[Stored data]
------------------------
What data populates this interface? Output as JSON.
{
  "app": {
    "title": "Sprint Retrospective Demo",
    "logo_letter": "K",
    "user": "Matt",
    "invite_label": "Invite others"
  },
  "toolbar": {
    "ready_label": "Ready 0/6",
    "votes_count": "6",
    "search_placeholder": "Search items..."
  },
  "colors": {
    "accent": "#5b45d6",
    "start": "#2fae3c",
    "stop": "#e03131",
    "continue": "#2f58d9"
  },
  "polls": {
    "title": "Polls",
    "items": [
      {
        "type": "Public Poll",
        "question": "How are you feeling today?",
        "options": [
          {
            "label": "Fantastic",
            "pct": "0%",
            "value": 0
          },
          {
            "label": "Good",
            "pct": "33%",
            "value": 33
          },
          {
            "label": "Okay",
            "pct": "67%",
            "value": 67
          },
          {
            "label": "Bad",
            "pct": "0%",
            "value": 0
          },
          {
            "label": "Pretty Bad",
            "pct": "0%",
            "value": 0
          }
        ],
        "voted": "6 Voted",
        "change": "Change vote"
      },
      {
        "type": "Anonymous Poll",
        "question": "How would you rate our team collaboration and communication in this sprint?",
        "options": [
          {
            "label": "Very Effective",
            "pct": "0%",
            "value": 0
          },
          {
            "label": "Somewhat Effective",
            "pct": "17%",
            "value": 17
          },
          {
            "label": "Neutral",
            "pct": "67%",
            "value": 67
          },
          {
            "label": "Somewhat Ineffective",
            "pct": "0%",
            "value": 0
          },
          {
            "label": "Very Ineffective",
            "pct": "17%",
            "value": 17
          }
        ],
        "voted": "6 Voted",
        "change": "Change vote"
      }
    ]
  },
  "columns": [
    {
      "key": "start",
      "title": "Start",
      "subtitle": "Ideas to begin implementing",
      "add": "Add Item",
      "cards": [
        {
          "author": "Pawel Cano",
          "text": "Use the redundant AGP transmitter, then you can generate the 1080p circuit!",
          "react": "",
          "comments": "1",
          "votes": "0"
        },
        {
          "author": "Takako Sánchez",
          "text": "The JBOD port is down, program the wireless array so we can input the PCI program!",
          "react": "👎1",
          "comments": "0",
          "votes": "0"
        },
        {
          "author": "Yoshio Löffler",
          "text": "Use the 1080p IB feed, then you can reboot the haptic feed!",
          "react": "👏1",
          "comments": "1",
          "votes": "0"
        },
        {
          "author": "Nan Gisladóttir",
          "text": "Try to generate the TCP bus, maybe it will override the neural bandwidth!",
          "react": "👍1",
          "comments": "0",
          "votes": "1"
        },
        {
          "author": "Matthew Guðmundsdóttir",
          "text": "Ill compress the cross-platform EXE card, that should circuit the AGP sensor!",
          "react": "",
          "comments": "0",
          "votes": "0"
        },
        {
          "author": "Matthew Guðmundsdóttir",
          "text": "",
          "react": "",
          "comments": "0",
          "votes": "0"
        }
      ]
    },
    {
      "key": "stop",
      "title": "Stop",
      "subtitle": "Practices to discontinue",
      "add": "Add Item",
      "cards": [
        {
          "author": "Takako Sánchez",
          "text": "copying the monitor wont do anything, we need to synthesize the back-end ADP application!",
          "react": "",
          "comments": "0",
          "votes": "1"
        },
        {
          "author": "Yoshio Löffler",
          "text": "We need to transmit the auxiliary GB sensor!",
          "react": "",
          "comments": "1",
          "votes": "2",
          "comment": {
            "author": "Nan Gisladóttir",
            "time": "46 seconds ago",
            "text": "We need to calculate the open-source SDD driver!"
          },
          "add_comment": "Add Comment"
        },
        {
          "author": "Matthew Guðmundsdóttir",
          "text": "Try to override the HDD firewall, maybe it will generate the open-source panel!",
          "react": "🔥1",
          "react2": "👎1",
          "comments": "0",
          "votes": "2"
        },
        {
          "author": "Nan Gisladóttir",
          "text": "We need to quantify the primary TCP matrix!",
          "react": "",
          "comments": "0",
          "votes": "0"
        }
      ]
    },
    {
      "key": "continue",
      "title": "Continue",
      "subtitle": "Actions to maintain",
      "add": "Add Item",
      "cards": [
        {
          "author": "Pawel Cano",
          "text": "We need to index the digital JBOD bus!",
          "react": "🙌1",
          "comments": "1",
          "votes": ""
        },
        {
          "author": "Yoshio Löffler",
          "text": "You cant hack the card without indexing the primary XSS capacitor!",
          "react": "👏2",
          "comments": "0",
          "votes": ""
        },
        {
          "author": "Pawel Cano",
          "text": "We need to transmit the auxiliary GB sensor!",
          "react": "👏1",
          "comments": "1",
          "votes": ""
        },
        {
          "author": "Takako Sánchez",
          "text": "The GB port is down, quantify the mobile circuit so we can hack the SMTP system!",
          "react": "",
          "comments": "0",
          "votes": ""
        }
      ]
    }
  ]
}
------------------------
* _What you should do_
Restate the listing above word for word.

* _Written response_
What data populates this interface? Output as JSON.
{
  "app": {
    "title": "Sprint Retrospective Demo",
    "logo_letter": "K",
    "user": "Matt",
    "invite_label": "Invite others"
  },
  "toolbar": {
    "ready_label": "Ready 0/6",
    "votes_count": "6",
    "search_placeholder": "Search items..."
  },
  "colors": {
    "accent": "#5b45d6",
    "start": "#2fae3c",
    "stop": "#e03131",
    "continue": "#2f58d9"
  },
  "polls": {
    "title": "Polls",
    "items": [
      {
        "type": "Public Poll",
        "question": "How are you feeling today?",
        "options": [
          {
            "label": "Fantastic",
            "pct": "0%",
            "value": 0
          },
          {
            "label": "Good",
            "pct": "33%",
            "value": 33
          },
          {
            "label": "Okay",
            "pct": "67%",
            "value": 67
          },
          {
            "label": "Bad",
            "pct": "0%",
            "value": 0
          },
          {
            "label": "Pretty Bad",
            "pct": "0%",
            "value": 0
          }
        ],
        "voted": "6 Voted",
        "change": "Change vote"
      },
      {
        "type": "Anonymous Poll",
        "question": "How would you rate our team collaboration and communication in this sprint?",
        "options": [
          {
            "label": "Very Effective",
            "pct": "0%",
            "value": 0
          },
          {
            "label": "Somewhat Effective",
            "pct": "17%",
            "value": 17
          },
          {
            "label": "Neutral",
            "pct": "67%",
            "value": 67
          },
          {
            "label": "Somewhat Ineffective",
            "pct": "0%",
            "value": 0
          },
          {
            "label": "Very Ineffective",
            "pct": "17%",
            "value": 17
          }
        ],
        "voted": "6 Voted",
        "change": "Change vote"
      }
    ]
  },
  "columns": [
    {
      "key": "start",
      "title": "Start",
      "subtitle": "Ideas to begin implementing",
      "add": "Add Item",
      "cards": [
        {
          "author": "Pawel Cano",
          "text": "Use the redundant AGP transmitter, then you can generate the 1080p circuit!",
          "react": "",
          "comments": "1",
          "votes": "0"
        },
        {
          "author": "Takako Sánchez",
          "text": "The JBOD port is down, program the wireless array so we can input the PCI program!",
          "react": "👎1",
          "comments": "0",
          "votes": "0"
        },
        {
          "author": "Yoshio Löffler",
          "text": "Use the 1080p IB feed, then you can reboot the haptic feed!",
          "react": "👏1",
          "comments": "1",
          "votes": "0"
        },
        {
          "author": "Nan Gisladóttir",
          "text": "Try to generate the TCP bus, maybe it will override the neural bandwidth!",
          "react": "👍1",
          "comments": "0",
          "votes": "1"
        },
        {
          "author": "Matthew Guðmundsdóttir",
          "text": "Ill compress the cross-platform EXE card, that should circuit the AGP sensor!",
          "react": "",
          "comments": "0",
          "votes": "0"
        },
        {
          "author": "Matthew Guðmundsdóttir",
          "text": "",
          "react": "",
          "comments": "0",
          "votes": "0"
        }
      ]
    },
    {
      "key": "stop",
      "title": "Stop",
      "subtitle": "Practices to discontinue",
      "add": "Add Item",
      "cards": [
        {
          "author": "Takako Sánchez",
          "text": "copying the monitor wont do anything, we need to synthesize the back-end ADP application!",
          "react": "",
          "comments": "0",
          "votes": "1"
        },
        {
          "author": "Yoshio Löffler",
          "text": "We need to transmit the auxiliary GB sensor!",
          "react": "",
          "comments": "1",
          "votes": "2",
          "comment": {
            "author": "Nan Gisladóttir",
            "time": "46 seconds ago",
            "text": "We need to calculate the open-source SDD driver!"
          },
          "add_comment": "Add Comment"
        },
        {
          "author": "Matthew Guðmundsdóttir",
          "text": "Try to override the HDD firewall, maybe it will generate the open-source panel!",
          "react": "🔥1",
          "react2": "👎1",
          "comments": "0",
          "votes": "2"
        },
        {
          "author": "Nan Gisladóttir",
          "text": "We need to quantify the primary TCP matrix!",
          "react": "",
          "comments": "0",
          "votes": "0"
        }
      ]
    },
    {
      "key": "continue",
      "title": "Continue",
      "subtitle": "Actions to maintain",
      "add": "Add Item",
      "cards": [
        {
          "author": "Pawel Cano",
          "text": "We need to index the digital JBOD bus!",
          "react": "🙌1",
          "comments": "1",
          "votes": ""
        },
        {
          "author": "Yoshio Löffler",
          "text": "You cant hack the card without indexing the primary XSS capacitor!",
          "react": "👏2",
          "comments": "0",
          "votes": ""
        },
        {
          "author": "Pawel Cano",
          "text": "We need to transmit the auxiliary GB sensor!",
          "react": "👏1",
          "comments": "1",
          "votes": ""
        },
        {
          "author": "Takako Sánchez",
          "text": "The GB port is down, quantify the mobile circuit so we can hack the SMTP system!",
          "react": "",
          "comments": "0",
          "votes": ""
        }
      ]
    }
  ]
}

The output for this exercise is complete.